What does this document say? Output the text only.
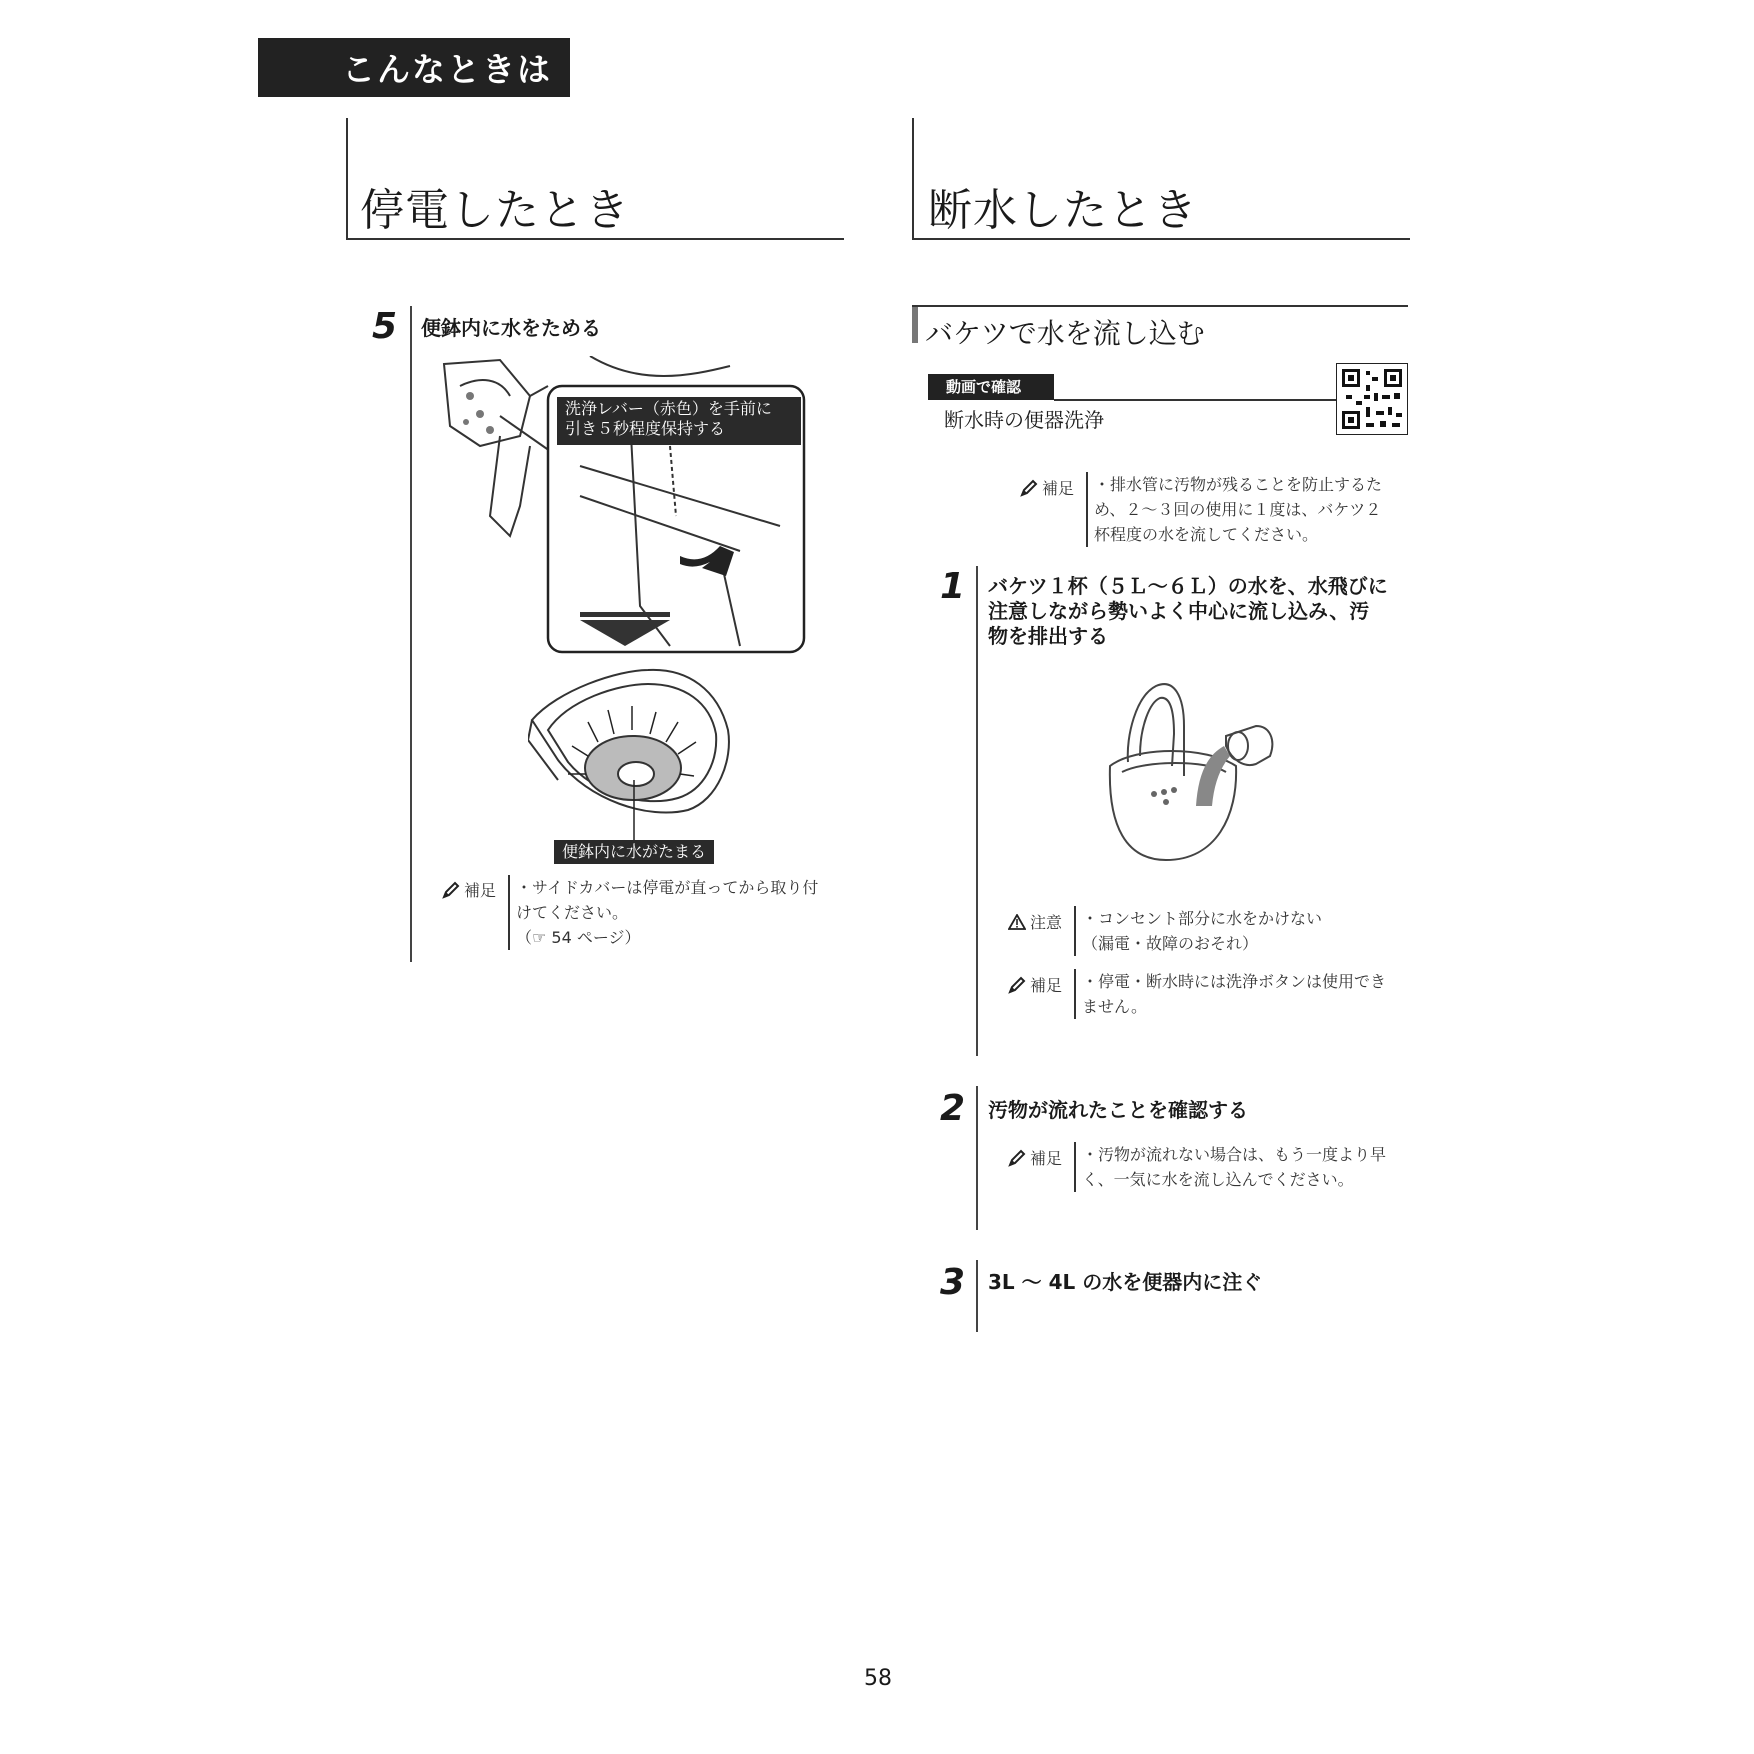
こんなときは
停電したとき
5 便鉢内に水をためる
洗浄レバー（赤色）を手前に
引き５秒程度保持する
便鉢内に水がたまる
補足	・サイドカバーは停電が直ってから取り付
けてください。
（☞ 54 ページ）
断水したとき
バケツで水を流し込む
動画で確認
断水時の便器洗浄
補足	・排水管に汚物が残ることを防止するた
め、２～３回の使用に１度は、バケツ２
杯程度の水を流してください。
1 バケツ１杯（５Ｌ～６Ｌ）の水を、水飛びに
注意しながら勢いよく中心に流し込み、汚
物を排出する
注意	・コンセント部分に水をかけない
（漏電・故障のおそれ）
補足	・停電・断水時には洗浄ボタンは使用でき
ません。
2 汚物が流れたことを確認する
補足	・汚物が流れない場合は、もう一度より早
く、一気に水を流し込んでください。
3 3L ～ 4L の水を便器内に注ぐ
58
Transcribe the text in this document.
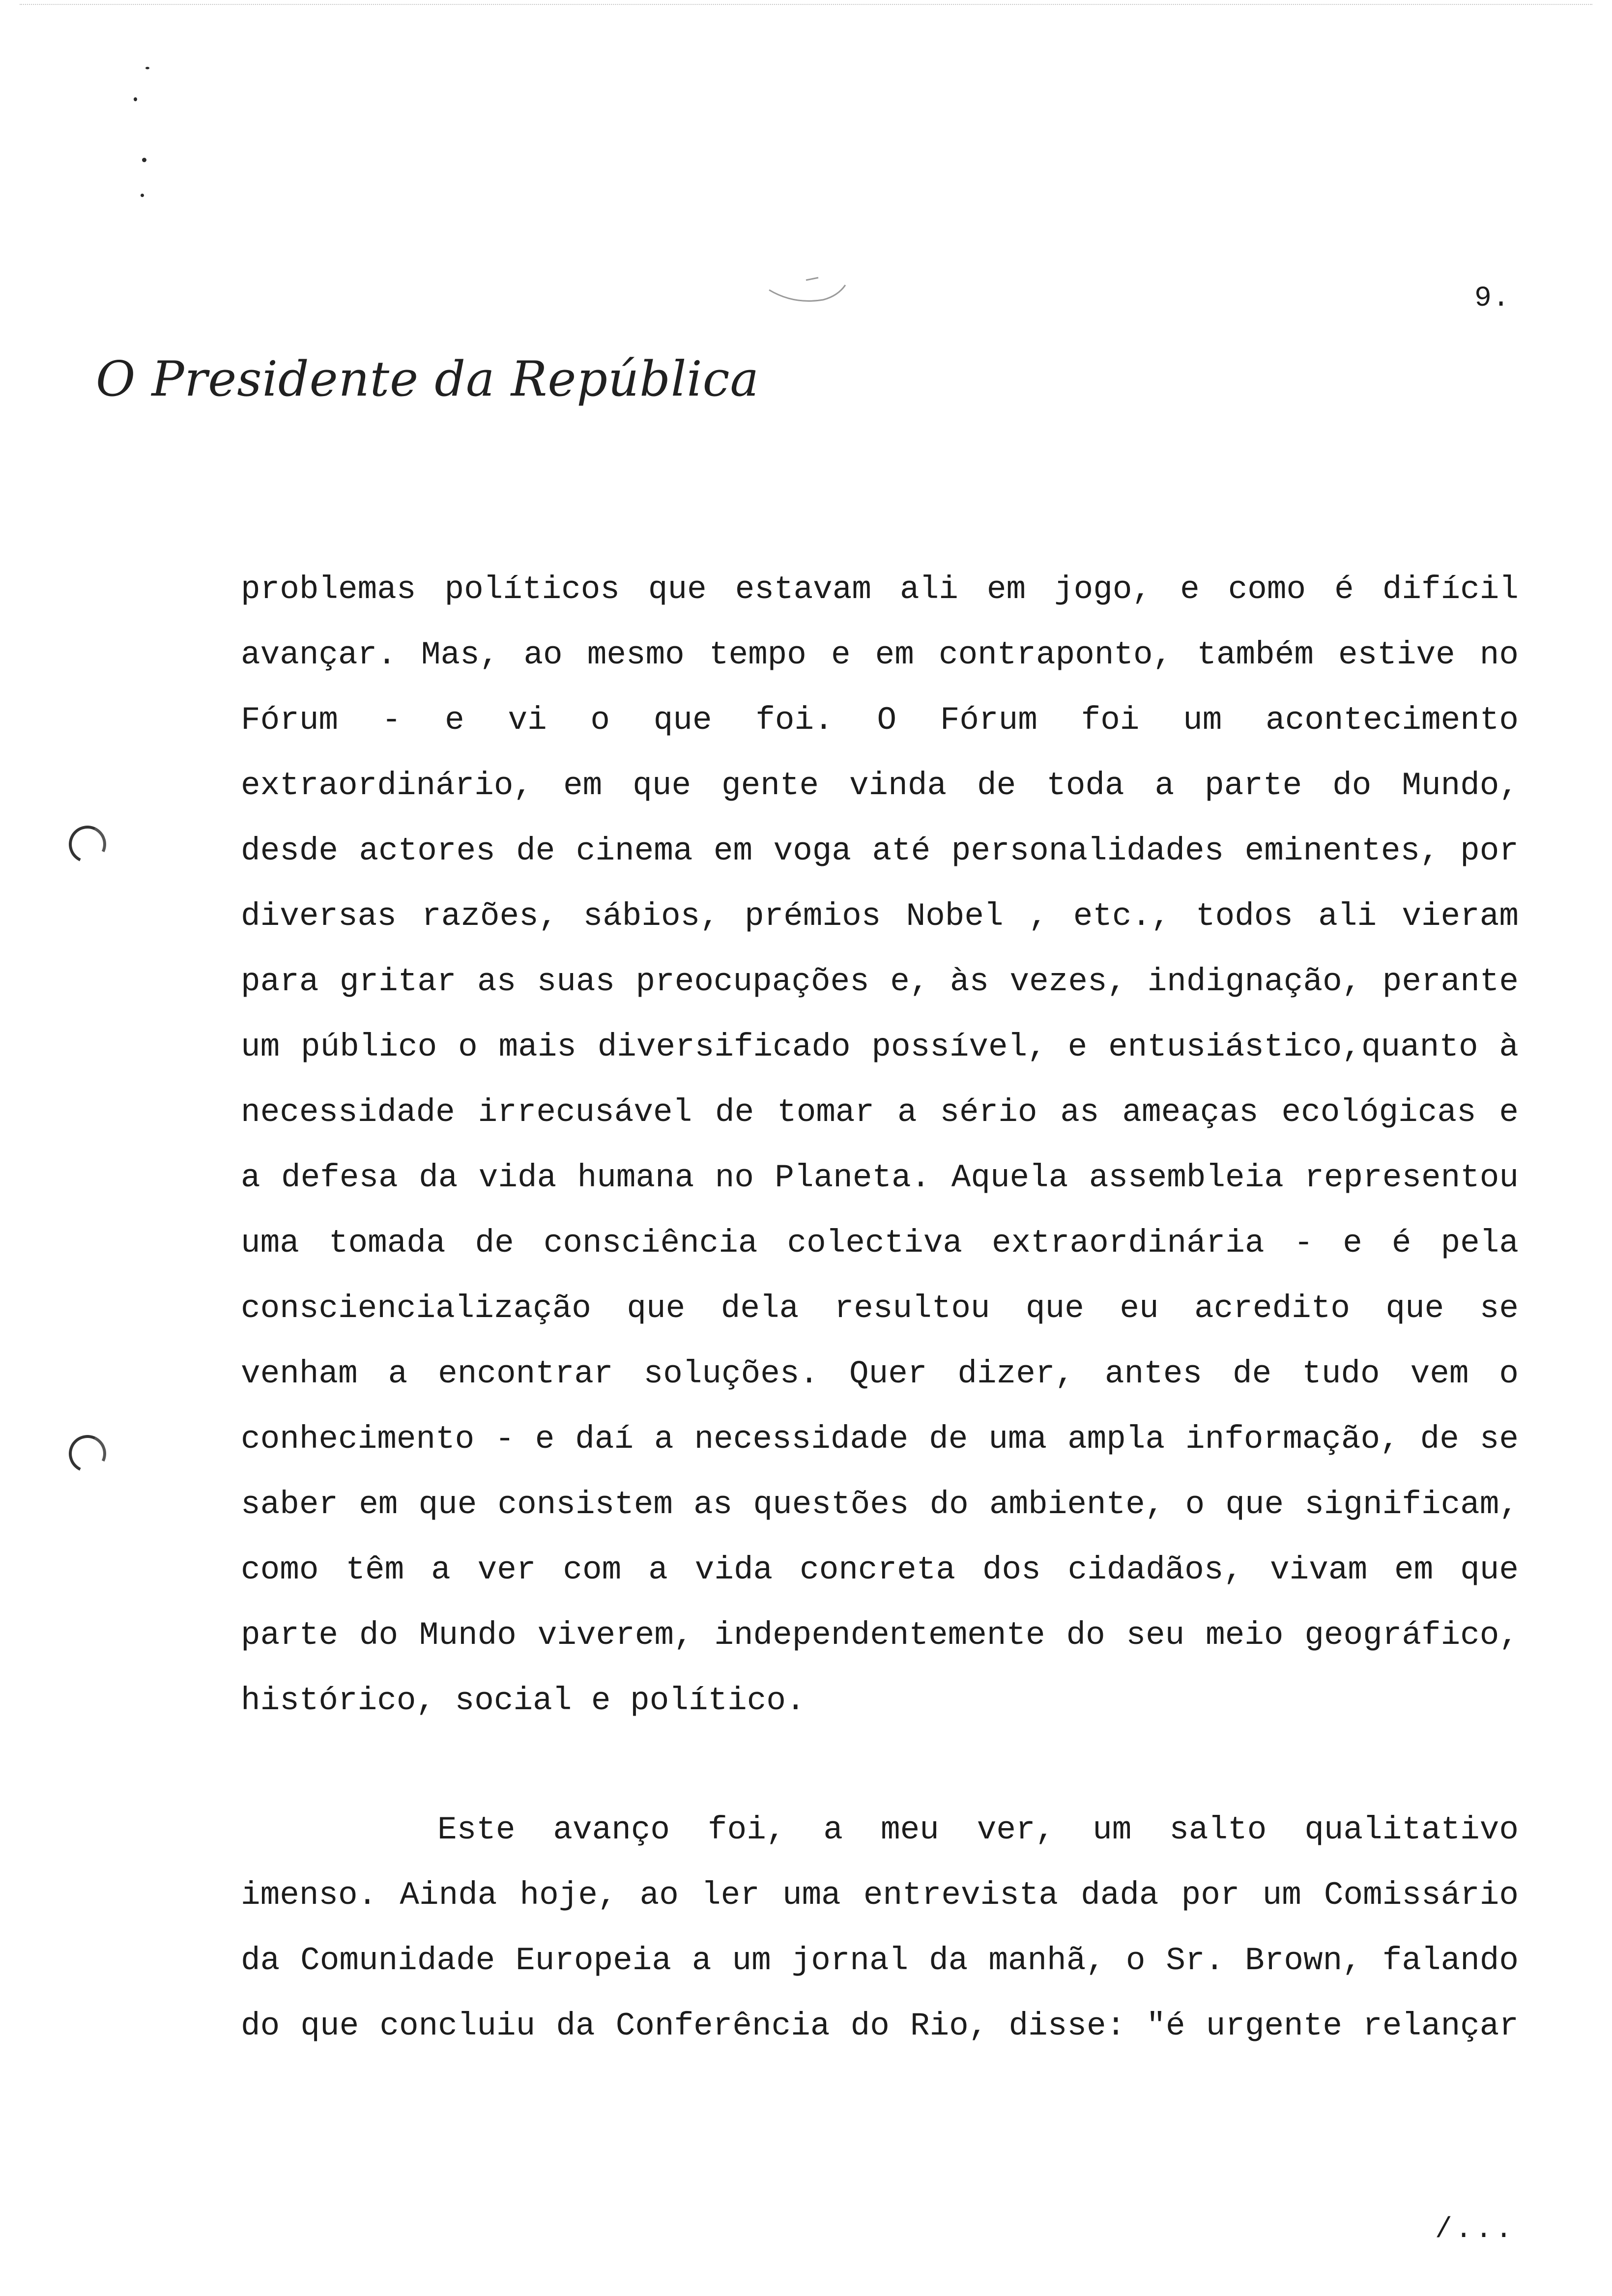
9.
O Presidente da República
problemas políticos que estavam ali em jogo, e como é difícil
avançar. Mas, ao mesmo tempo e em contraponto, também estive no
Fórum - e vi o que foi. O Fórum foi um acontecimento
extraordinário, em que gente vinda de toda a parte do Mundo,
desde actores de cinema em voga até personalidades eminentes, por
diversas razões, sábios, prémios Nobel , etc., todos ali vieram
para gritar as suas preocupações e, às vezes, indignação, perante
um público o mais diversificado possível, e entusiástico,quanto à
necessidade irrecusável de tomar a sério as ameaças ecológicas e
a defesa da vida humana no Planeta. Aquela assembleia representou
uma tomada de consciência colectiva extraordinária - e é pela
consciencialização que dela resultou que eu acredito que se
venham a encontrar soluções. Quer dizer, antes de tudo vem o
conhecimento - e daí a necessidade de uma ampla informação, de se
saber em que consistem as questões do ambiente, o que significam,
como têm a ver com a vida concreta dos cidadãos, vivam em que
parte do Mundo viverem, independentemente do seu meio geográfico,
histórico, social e político.
Este avanço foi, a meu ver, um salto qualitativo
imenso. Ainda hoje, ao ler uma entrevista dada por um Comissário
da Comunidade Europeia a um jornal da manhã, o Sr. Brown, falando
do que concluiu da Conferência do Rio, disse: "é urgente relançar
/...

* * * * * * * * *

The task
Your task is to reproduce all of the material exactly. The pictures stay out.

Reply
What does this document say? Output the text only.
こんなときは
停電したとき
5 便鉢内に水をためる
洗浄レバー（赤色）を手前に
引き５秒程度保持する
便鉢内に水がたまる
補足	・サイドカバーは停電が直ってから取り付
けてください。
（☞ 54 ページ）
断水したとき
バケツで水を流し込む
動画で確認
断水時の便器洗浄
補足	・排水管に汚物が残ることを防止するた
め、２～３回の使用に１度は、バケツ２
杯程度の水を流してください。
1 バケツ１杯（５Ｌ～６Ｌ）の水を、水飛びに
注意しながら勢いよく中心に流し込み、汚
物を排出する
注意	・コンセント部分に水をかけない
（漏電・故障のおそれ）
補足	・停電・断水時には洗浄ボタンは使用でき
ません。
2 汚物が流れたことを確認する
補足	・汚物が流れない場合は、もう一度より早
く、一気に水を流し込んでください。
3 3L ～ 4L の水を便器内に注ぐ
58
Transcribe the text in this document.
9.
O Presidente da República
problemas políticos que estavam ali em jogo, e como é difícil
avançar. Mas, ao mesmo tempo e em contraponto, também estive no
Fórum - e vi o que foi. O Fórum foi um acontecimento
extraordinário, em que gente vinda de toda a parte do Mundo,
desde actores de cinema em voga até personalidades eminentes, por
diversas razões, sábios, prémios Nobel , etc., todos ali vieram
para gritar as suas preocupações e, às vezes, indignação, perante
um público o mais diversificado possível, e entusiástico,quanto à
necessidade irrecusável de tomar a sério as ameaças ecológicas e
a defesa da vida humana no Planeta. Aquela assembleia representou
uma tomada de consciência colectiva extraordinária - e é pela
consciencialização que dela resultou que eu acredito que se
venham a encontrar soluções. Quer dizer, antes de tudo vem o
conhecimento - e daí a necessidade de uma ampla informação, de se
saber em que consistem as questões do ambiente, o que significam,
como têm a ver com a vida concreta dos cidadãos, vivam em que
parte do Mundo viverem, independentemente do seu meio geográfico,
histórico, social e político.
Este avanço foi, a meu ver, um salto qualitativo
imenso. Ainda hoje, ao ler uma entrevista dada por um Comissário
da Comunidade Europeia a um jornal da manhã, o Sr. Brown, falando
do que concluiu da Conferência do Rio, disse: "é urgente relançar
/...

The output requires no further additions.